INFORMATION PROVIDED:
----
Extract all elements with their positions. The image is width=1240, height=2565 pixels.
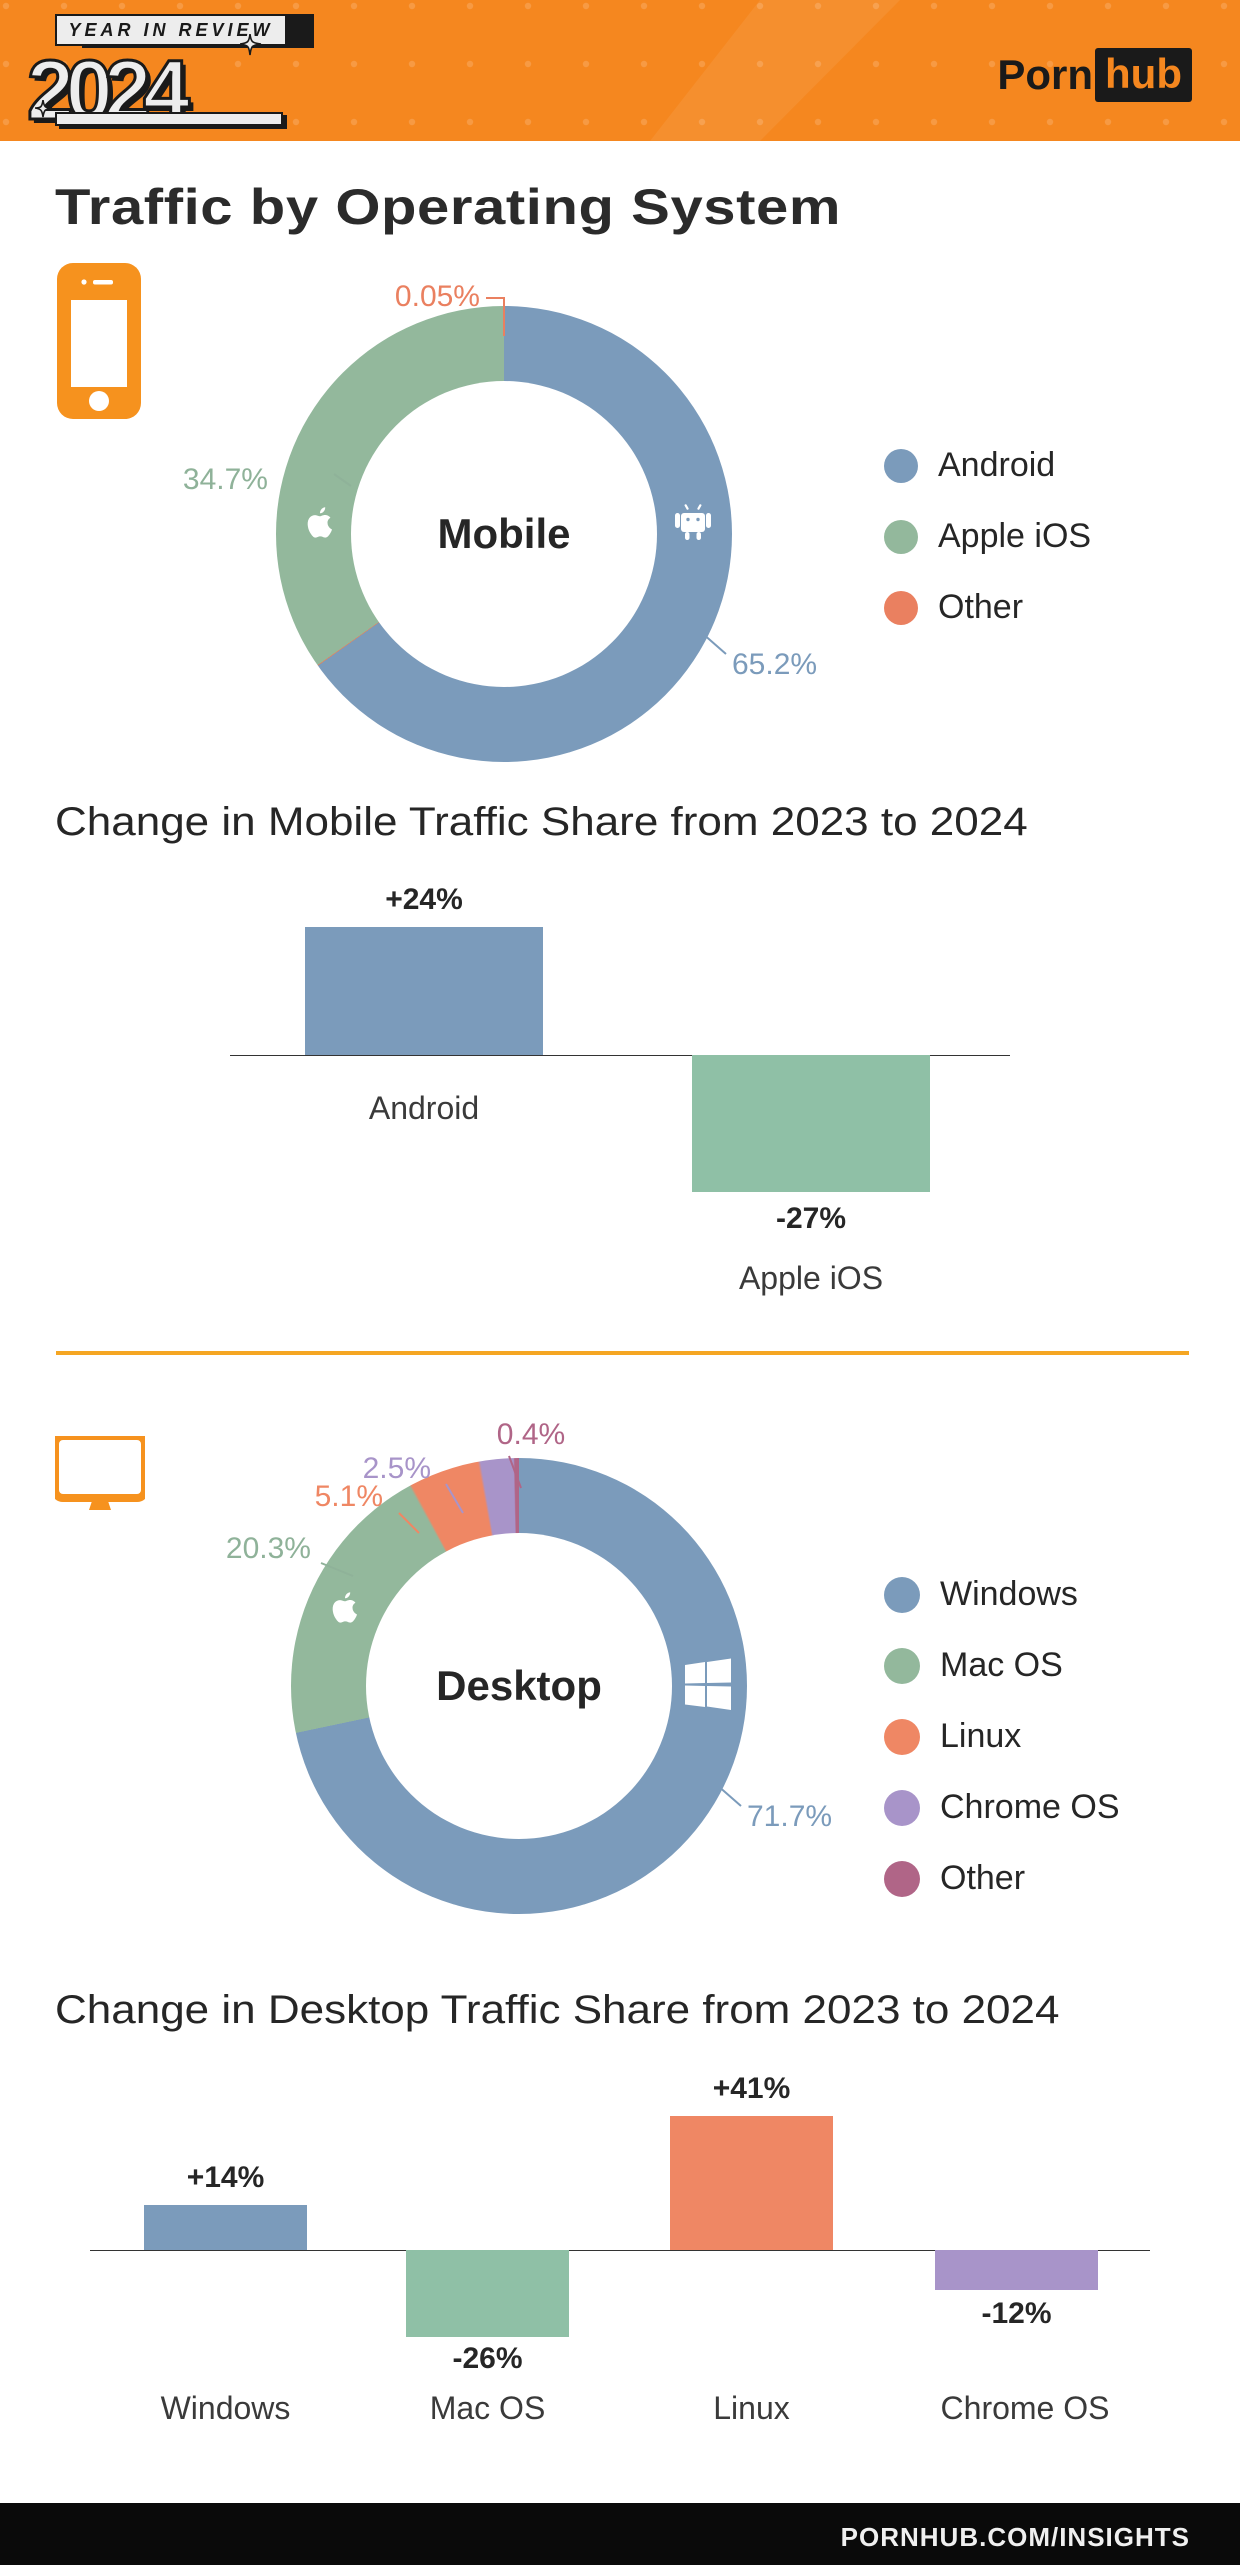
- svg-text:20.3%: 20.3%: [226, 1532, 311, 1565]
- svg-text:0.4%: 0.4%: [497, 1418, 565, 1451]
- svg-text:71.7%: 71.7%: [747, 1800, 832, 1833]
- svg-text:34.7%: 34.7%: [183, 463, 268, 496]
- svg-text:0.05%: 0.05%: [395, 280, 480, 313]
- svg-text:2.5%: 2.5%: [363, 1452, 431, 1485]
- svg-text:65.2%: 65.2%: [732, 648, 817, 681]
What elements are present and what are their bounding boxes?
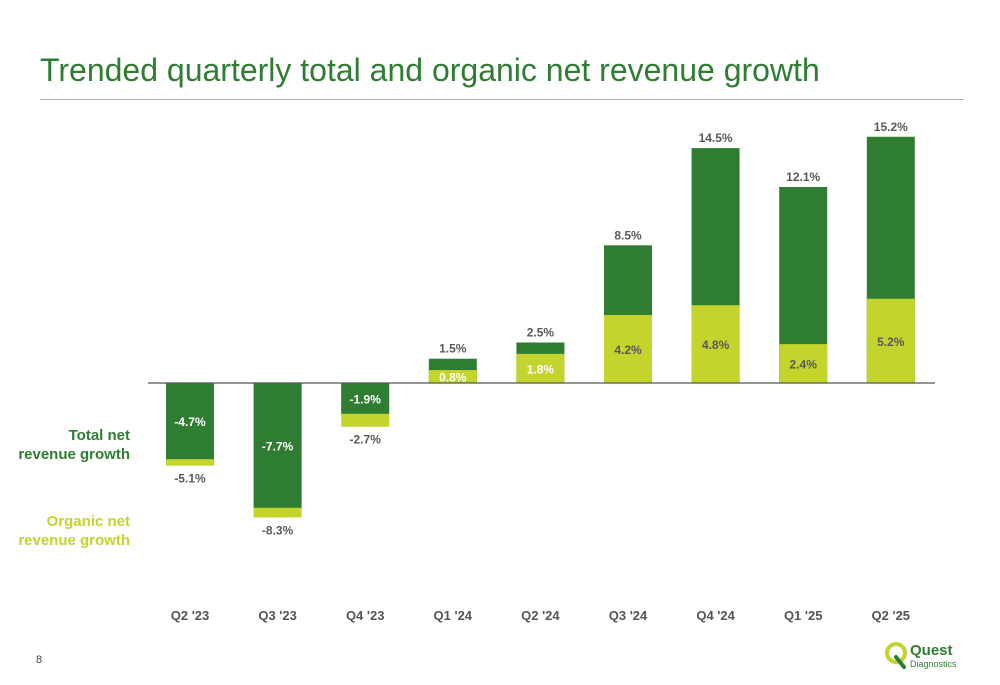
----
EXERCISE REQUIREMENTS: Rewrite the rows above, replacing "elements" with "components" and changing nothing else. Leave the pictures out of your answer.

RESPONSE FOR THIS EXERCISE:
Extract all components with their positions. The image is width=1240, height=2565 pixels.
- svg-text:20.3%: 20.3%: [226, 1532, 311, 1565]
- svg-text:0.4%: 0.4%: [497, 1418, 565, 1451]
- svg-text:71.7%: 71.7%: [747, 1800, 832, 1833]
- svg-text:34.7%: 34.7%: [183, 463, 268, 496]
- svg-text:0.05%: 0.05%: [395, 280, 480, 313]
- svg-text:2.5%: 2.5%: [363, 1452, 431, 1485]
- svg-text:65.2%: 65.2%: [732, 648, 817, 681]
What components are present and what are their bounding boxes?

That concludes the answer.